- **Written task**: Extract each line of the records below that contains the word "screenshot".

(Items from a data source)
## start

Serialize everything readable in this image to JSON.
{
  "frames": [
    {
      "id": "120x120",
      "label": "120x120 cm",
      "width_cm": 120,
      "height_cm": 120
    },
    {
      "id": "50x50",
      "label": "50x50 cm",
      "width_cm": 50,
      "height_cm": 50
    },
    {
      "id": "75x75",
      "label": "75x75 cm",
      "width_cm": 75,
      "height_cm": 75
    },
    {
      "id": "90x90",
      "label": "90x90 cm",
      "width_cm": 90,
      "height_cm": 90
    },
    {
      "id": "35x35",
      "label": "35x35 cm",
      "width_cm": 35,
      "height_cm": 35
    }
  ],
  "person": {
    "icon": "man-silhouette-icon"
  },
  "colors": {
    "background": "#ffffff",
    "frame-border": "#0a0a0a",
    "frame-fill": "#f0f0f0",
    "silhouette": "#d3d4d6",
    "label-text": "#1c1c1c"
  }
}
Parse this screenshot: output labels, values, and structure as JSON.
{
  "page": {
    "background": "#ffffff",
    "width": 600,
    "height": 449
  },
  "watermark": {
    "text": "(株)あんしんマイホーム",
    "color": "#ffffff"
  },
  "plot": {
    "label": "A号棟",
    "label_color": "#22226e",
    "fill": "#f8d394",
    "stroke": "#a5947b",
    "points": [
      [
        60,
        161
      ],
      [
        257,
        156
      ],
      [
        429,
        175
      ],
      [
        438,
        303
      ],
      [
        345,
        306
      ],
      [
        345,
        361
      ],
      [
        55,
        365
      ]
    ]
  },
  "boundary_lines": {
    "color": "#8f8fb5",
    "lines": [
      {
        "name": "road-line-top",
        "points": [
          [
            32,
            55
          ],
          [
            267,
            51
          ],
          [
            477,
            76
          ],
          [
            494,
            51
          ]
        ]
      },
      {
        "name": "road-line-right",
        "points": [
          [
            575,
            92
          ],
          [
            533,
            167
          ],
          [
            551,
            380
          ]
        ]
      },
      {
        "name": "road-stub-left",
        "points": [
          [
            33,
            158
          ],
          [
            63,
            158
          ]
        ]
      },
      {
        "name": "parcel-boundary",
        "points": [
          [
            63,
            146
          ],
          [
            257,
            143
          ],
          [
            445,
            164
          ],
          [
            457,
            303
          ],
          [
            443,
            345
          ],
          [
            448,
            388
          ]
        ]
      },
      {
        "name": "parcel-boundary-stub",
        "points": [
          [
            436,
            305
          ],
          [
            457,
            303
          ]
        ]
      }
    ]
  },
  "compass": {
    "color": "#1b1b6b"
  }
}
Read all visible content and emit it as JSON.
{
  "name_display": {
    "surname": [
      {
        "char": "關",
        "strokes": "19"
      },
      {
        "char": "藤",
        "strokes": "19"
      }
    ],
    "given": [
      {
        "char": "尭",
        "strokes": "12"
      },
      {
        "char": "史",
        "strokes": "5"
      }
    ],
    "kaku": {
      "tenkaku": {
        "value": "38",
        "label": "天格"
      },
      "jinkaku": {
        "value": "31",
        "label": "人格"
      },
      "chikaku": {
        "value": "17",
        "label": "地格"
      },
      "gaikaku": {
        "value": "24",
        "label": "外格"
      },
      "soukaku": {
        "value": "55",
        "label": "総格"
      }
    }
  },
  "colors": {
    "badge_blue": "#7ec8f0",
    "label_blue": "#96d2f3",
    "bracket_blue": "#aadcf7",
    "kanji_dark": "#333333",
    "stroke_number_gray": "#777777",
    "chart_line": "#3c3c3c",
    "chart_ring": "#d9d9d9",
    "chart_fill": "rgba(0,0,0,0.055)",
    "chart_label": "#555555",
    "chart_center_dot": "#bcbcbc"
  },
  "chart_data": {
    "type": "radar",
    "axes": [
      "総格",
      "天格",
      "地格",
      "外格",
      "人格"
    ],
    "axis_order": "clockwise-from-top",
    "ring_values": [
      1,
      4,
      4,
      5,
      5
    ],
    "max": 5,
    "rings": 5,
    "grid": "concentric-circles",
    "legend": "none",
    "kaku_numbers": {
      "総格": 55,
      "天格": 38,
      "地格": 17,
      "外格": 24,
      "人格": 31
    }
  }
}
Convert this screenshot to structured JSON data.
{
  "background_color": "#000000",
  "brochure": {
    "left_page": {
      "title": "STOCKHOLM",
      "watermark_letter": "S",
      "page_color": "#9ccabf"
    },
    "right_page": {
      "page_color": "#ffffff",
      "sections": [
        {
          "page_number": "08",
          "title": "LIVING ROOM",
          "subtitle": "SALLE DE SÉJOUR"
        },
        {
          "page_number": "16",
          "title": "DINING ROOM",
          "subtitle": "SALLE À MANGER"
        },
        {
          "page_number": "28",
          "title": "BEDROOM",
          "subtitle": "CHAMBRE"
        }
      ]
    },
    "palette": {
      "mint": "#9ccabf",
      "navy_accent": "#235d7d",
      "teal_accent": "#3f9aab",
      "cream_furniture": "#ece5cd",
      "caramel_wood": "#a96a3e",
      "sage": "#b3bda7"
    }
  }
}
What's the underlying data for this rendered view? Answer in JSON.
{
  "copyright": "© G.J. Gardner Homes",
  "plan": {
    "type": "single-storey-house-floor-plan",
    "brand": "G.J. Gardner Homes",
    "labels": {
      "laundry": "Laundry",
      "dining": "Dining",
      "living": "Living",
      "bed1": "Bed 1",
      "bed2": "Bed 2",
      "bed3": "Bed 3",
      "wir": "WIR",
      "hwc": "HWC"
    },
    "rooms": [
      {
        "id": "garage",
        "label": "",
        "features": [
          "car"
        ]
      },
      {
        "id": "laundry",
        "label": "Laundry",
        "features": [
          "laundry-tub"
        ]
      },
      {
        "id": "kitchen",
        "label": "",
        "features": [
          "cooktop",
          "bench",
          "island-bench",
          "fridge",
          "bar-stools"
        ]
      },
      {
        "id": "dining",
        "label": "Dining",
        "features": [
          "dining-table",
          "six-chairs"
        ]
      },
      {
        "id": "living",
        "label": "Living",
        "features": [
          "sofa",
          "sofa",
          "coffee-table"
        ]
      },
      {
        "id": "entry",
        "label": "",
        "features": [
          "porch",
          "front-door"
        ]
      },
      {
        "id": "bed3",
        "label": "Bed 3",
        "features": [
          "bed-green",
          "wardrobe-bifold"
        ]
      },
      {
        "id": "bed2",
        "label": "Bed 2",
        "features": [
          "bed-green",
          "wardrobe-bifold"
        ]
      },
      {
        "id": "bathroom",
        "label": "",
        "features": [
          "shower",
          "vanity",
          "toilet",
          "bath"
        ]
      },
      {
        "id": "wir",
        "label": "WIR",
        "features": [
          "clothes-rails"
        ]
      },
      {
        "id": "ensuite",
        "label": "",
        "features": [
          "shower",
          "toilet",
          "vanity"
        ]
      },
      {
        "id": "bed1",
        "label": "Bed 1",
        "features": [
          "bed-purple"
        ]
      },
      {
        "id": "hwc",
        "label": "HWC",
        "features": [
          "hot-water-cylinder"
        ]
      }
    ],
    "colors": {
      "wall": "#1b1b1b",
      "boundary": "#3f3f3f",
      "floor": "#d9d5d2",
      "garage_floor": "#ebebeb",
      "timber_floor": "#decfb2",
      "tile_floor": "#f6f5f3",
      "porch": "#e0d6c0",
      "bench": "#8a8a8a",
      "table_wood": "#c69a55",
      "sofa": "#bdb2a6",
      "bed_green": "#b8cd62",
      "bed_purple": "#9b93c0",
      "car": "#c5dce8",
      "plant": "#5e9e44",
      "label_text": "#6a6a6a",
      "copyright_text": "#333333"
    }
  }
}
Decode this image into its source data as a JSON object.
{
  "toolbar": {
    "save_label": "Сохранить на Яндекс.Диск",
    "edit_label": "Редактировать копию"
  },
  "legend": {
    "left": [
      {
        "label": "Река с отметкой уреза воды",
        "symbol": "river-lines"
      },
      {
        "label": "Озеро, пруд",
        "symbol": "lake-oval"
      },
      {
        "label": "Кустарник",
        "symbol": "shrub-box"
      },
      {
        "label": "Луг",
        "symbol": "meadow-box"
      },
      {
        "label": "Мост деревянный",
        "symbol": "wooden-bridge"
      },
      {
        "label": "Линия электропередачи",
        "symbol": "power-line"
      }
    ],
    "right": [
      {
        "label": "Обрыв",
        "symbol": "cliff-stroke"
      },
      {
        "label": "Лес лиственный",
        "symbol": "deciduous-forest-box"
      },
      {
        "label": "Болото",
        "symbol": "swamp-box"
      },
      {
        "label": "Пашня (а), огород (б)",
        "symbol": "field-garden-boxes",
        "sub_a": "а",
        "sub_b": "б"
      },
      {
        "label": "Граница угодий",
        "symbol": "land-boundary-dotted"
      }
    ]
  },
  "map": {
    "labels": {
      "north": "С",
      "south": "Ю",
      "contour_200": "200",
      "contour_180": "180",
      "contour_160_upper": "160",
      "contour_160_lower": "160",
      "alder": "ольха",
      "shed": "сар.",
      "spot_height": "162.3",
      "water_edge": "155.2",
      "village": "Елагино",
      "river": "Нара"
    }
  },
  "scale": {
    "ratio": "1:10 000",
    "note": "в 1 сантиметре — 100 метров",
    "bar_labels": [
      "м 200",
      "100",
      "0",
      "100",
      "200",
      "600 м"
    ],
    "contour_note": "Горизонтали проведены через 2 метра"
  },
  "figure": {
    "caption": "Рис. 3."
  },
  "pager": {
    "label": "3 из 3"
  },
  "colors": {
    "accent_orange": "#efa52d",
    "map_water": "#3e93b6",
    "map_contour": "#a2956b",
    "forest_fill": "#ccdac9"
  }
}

## end

- **Exercise response**:
Parse this screenshot: output labels, values, and structure as JSON.
Convert this screenshot to structured JSON data.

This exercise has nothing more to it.